- Raw data -
___

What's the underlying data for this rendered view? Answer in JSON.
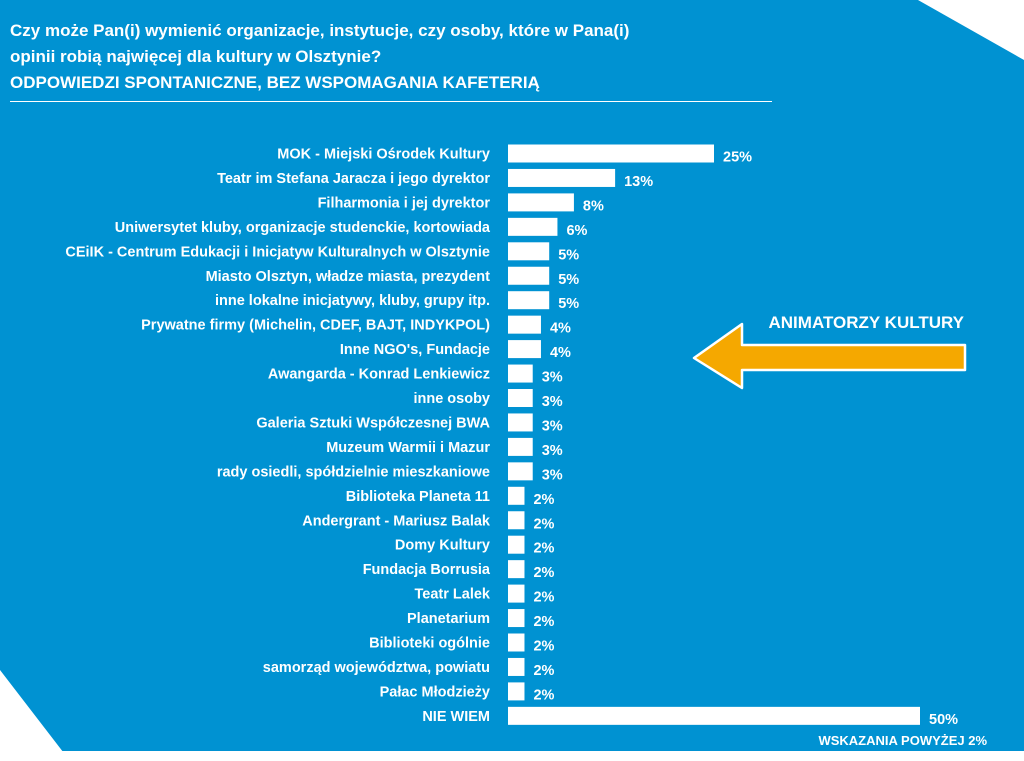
{
  "header": {
    "title_line1": "Czy może Pan(i) wymienić organizacje, instytucje, czy osoby, które w Pana(i)",
    "title_line2": "opinii robią najwięcej dla kultury w Olsztynie?",
    "subtitle": "ODPOWIEDZI SPONTANICZNE, BEZ WSPOMAGANIA KAFETERIĄ"
  },
  "callout": {
    "label": "ANIMATORZY KULTURY",
    "arrow_color": "#f5a800"
  },
  "footnote": "WSKAZANIA POWYŻEJ 2%",
  "colors": {
    "background": "#0092d2",
    "bar": "#ffffff",
    "text": "#ffffff"
  },
  "chart_data": {
    "type": "bar",
    "orientation": "horizontal",
    "categories": [
      "MOK - Miejski Ośrodek Kultury",
      "Teatr im Stefana Jaracza i jego dyrektor",
      "Filharmonia i jej dyrektor",
      "Uniwersytet kluby, organizacje studenckie, kortowiada",
      "CEiIK - Centrum Edukacji i Inicjatyw Kulturalnych w Olsztynie",
      "Miasto Olsztyn, władze miasta, prezydent",
      "inne lokalne inicjatywy, kluby, grupy itp.",
      "Prywatne firmy (Michelin, CDEF, BAJT, INDYKPOL)",
      "Inne NGO's, Fundacje",
      "Awangarda - Konrad Lenkiewicz",
      "inne osoby",
      "Galeria Sztuki Współczesnej BWA",
      "Muzeum Warmii i Mazur",
      "rady osiedli, spółdzielnie mieszkaniowe",
      "Biblioteka Planeta 11",
      "Andergrant - Mariusz Balak",
      "Domy Kultury",
      "Fundacja Borrusia",
      "Teatr Lalek",
      "Planetarium",
      "Biblioteki ogólnie",
      "samorząd województwa, powiatu",
      "Pałac Młodzieży",
      "NIE WIEM"
    ],
    "values": [
      25,
      13,
      8,
      6,
      5,
      5,
      5,
      4,
      4,
      3,
      3,
      3,
      3,
      3,
      2,
      2,
      2,
      2,
      2,
      2,
      2,
      2,
      2,
      50
    ],
    "value_labels": [
      "25%",
      "13%",
      "8%",
      "6%",
      "5%",
      "5%",
      "5%",
      "4%",
      "4%",
      "3%",
      "3%",
      "3%",
      "3%",
      "3%",
      "2%",
      "2%",
      "2%",
      "2%",
      "2%",
      "2%",
      "2%",
      "2%",
      "2%",
      "50%"
    ],
    "unit": "%",
    "xlim": [
      0,
      50
    ],
    "grid": false,
    "legend": false
  }
}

___

- Set problem -
Reply with one number only, the count of lines above that hold the string "Olsztynie".

- The completed task -
2